**WHAT YOU HAVE TO DO:** Retype the material word for word.

──────── SUPPLIED MATERIAL

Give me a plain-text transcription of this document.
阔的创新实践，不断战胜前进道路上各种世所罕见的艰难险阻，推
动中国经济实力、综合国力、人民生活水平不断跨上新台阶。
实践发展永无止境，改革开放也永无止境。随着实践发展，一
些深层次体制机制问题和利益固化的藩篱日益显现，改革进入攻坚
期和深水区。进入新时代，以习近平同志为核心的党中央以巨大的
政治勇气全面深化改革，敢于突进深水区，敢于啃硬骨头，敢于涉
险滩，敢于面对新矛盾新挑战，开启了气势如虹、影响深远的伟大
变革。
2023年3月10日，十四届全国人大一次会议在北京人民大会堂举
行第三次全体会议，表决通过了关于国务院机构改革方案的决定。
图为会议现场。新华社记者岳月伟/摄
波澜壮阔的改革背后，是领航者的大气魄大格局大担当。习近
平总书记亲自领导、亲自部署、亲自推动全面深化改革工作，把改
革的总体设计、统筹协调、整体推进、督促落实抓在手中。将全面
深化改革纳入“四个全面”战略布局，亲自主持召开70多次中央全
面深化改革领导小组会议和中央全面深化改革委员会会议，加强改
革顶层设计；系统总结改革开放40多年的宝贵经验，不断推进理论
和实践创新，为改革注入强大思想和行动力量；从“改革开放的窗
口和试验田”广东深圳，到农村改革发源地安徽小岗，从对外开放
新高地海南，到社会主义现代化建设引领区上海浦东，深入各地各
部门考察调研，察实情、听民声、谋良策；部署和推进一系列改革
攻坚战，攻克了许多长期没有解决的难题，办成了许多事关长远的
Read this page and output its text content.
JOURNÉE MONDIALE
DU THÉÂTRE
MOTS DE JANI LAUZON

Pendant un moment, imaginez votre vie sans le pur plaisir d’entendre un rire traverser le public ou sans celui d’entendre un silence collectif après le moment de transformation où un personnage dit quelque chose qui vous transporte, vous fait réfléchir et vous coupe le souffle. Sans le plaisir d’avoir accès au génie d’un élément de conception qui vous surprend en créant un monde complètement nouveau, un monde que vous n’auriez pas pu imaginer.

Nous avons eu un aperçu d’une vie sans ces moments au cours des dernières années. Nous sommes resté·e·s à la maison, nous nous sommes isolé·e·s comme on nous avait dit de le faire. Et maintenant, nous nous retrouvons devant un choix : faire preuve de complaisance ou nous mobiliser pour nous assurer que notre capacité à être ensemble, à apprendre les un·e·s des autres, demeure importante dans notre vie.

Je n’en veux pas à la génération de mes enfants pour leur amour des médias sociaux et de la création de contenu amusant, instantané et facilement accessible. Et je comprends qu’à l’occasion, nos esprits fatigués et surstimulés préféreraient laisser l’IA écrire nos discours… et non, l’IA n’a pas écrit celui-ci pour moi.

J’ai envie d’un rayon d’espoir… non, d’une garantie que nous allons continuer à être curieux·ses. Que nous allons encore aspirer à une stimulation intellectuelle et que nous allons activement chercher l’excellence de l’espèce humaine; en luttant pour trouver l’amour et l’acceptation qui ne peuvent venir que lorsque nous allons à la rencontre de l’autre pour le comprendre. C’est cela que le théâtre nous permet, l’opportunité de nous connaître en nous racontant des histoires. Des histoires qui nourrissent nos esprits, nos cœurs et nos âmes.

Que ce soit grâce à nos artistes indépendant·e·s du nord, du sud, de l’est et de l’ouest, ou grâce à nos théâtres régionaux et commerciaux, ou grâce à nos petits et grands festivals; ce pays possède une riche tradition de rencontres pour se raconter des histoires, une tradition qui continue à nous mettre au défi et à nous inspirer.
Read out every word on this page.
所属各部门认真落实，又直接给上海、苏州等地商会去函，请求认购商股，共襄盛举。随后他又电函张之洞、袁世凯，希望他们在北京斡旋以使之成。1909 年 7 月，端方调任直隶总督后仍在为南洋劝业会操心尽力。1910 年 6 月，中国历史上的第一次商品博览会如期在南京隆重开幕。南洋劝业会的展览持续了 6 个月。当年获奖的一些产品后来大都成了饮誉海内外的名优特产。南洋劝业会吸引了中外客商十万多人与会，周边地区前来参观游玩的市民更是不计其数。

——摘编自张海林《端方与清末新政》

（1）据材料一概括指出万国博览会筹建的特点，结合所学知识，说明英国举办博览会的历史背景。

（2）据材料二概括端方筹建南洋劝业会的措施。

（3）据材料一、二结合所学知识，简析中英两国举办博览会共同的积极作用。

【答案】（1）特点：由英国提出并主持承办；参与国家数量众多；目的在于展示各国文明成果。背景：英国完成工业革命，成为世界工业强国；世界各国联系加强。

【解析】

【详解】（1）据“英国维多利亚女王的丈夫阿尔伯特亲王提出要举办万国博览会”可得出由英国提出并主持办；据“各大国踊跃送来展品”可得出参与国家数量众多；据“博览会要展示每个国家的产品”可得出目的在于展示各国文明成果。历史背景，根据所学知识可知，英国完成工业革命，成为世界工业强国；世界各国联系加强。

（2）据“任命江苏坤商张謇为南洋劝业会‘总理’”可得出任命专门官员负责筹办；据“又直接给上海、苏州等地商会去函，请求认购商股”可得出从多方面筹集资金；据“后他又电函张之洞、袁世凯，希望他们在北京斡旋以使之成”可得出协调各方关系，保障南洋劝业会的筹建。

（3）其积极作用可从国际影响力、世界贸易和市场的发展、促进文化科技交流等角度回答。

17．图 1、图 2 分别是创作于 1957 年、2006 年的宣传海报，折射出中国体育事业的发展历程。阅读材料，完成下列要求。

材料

────────────────

**ANSWER TO THIS TASK:**
Give me a plain-text transcription of this document.
阔的创新实践，不断战胜前进道路上各种世所罕见的艰难险阻，推
动中国经济实力、综合国力、人民生活水平不断跨上新台阶。
实践发展永无止境，改革开放也永无止境。随着实践发展，一
些深层次体制机制问题和利益固化的藩篱日益显现，改革进入攻坚
期和深水区。进入新时代，以习近平同志为核心的党中央以巨大的
政治勇气全面深化改革，敢于突进深水区，敢于啃硬骨头，敢于涉
险滩，敢于面对新矛盾新挑战，开启了气势如虹、影响深远的伟大
变革。
2023年3月10日，十四届全国人大一次会议在北京人民大会堂举
行第三次全体会议，表决通过了关于国务院机构改革方案的决定。
图为会议现场。新华社记者岳月伟/摄
波澜壮阔的改革背后，是领航者的大气魄大格局大担当。习近
平总书记亲自领导、亲自部署、亲自推动全面深化改革工作，把改
革的总体设计、统筹协调、整体推进、督促落实抓在手中。将全面
深化改革纳入“四个全面”战略布局，亲自主持召开70多次中央全
面深化改革领导小组会议和中央全面深化改革委员会会议，加强改
革顶层设计；系统总结改革开放40多年的宝贵经验，不断推进理论
和实践创新，为改革注入强大思想和行动力量；从“改革开放的窗
口和试验田”广东深圳，到农村改革发源地安徽小岗，从对外开放
新高地海南，到社会主义现代化建设引领区上海浦东，深入各地各
部门考察调研，察实情、听民声、谋良策；部署和推进一系列改革
攻坚战，攻克了许多长期没有解决的难题，办成了许多事关长远的
Read this page and output its text content.
JOURNÉE MONDIALE
DU THÉÂTRE
MOTS DE JANI LAUZON

Pendant un moment, imaginez votre vie sans le pur plaisir d’entendre un rire traverser le public ou sans celui d’entendre un silence collectif après le moment de transformation où un personnage dit quelque chose qui vous transporte, vous fait réfléchir et vous coupe le souffle. Sans le plaisir d’avoir accès au génie d’un élément de conception qui vous surprend en créant un monde complètement nouveau, un monde que vous n’auriez pas pu imaginer.

Nous avons eu un aperçu d’une vie sans ces moments au cours des dernières années. Nous sommes resté·e·s à la maison, nous nous sommes isolé·e·s comme on nous avait dit de le faire. Et maintenant, nous nous retrouvons devant un choix : faire preuve de complaisance ou nous mobiliser pour nous assurer que notre capacité à être ensemble, à apprendre les un·e·s des autres, demeure importante dans notre vie.

Je n’en veux pas à la génération de mes enfants pour leur amour des médias sociaux et de la création de contenu amusant, instantané et facilement accessible. Et je comprends qu’à l’occasion, nos esprits fatigués et surstimulés préféreraient laisser l’IA écrire nos discours… et non, l’IA n’a pas écrit celui-ci pour moi.

J’ai envie d’un rayon d’espoir… non, d’une garantie que nous allons continuer à être curieux·ses. Que nous allons encore aspirer à une stimulation intellectuelle et que nous allons activement chercher l’excellence de l’espèce humaine; en luttant pour trouver l’amour et l’acceptation qui ne peuvent venir que lorsque nous allons à la rencontre de l’autre pour le comprendre. C’est cela que le théâtre nous permet, l’opportunité de nous connaître en nous racontant des histoires. Des histoires qui nourrissent nos esprits, nos cœurs et nos âmes.

Que ce soit grâce à nos artistes indépendant·e·s du nord, du sud, de l’est et de l’ouest, ou grâce à nos théâtres régionaux et commerciaux, ou grâce à nos petits et grands festivals; ce pays possède une riche tradition de rencontres pour se raconter des histoires, une tradition qui continue à nous mettre au défi et à nous inspirer.
Read out every word on this page.
所属各部门认真落实，又直接给上海、苏州等地商会去函，请求认购商股，共襄盛举。随后他又电函张之洞、袁世凯，希望他们在北京斡旋以使之成。1909 年 7 月，端方调任直隶总督后仍在为南洋劝业会操心尽力。1910 年 6 月，中国历史上的第一次商品博览会如期在南京隆重开幕。南洋劝业会的展览持续了 6 个月。当年获奖的一些产品后来大都成了饮誉海内外的名优特产。南洋劝业会吸引了中外客商十万多人与会，周边地区前来参观游玩的市民更是不计其数。

——摘编自张海林《端方与清末新政》

（1）据材料一概括指出万国博览会筹建的特点，结合所学知识，说明英国举办博览会的历史背景。

（2）据材料二概括端方筹建南洋劝业会的措施。

（3）据材料一、二结合所学知识，简析中英两国举办博览会共同的积极作用。

【答案】（1）特点：由英国提出并主持承办；参与国家数量众多；目的在于展示各国文明成果。背景：英国完成工业革命，成为世界工业强国；世界各国联系加强。

【解析】

【详解】（1）据“英国维多利亚女王的丈夫阿尔伯特亲王提出要举办万国博览会”可得出由英国提出并主持办；据“各大国踊跃送来展品”可得出参与国家数量众多；据“博览会要展示每个国家的产品”可得出目的在于展示各国文明成果。历史背景，根据所学知识可知，英国完成工业革命，成为世界工业强国；世界各国联系加强。

（2）据“任命江苏坤商张謇为南洋劝业会‘总理’”可得出任命专门官员负责筹办；据“又直接给上海、苏州等地商会去函，请求认购商股”可得出从多方面筹集资金；据“后他又电函张之洞、袁世凯，希望他们在北京斡旋以使之成”可得出协调各方关系，保障南洋劝业会的筹建。

（3）其积极作用可从国际影响力、世界贸易和市场的发展、促进文化科技交流等角度回答。

17．图 1、图 2 分别是创作于 1957 年、2006 年的宣传海报，折射出中国体育事业的发展历程。阅读材料，完成下列要求。

材料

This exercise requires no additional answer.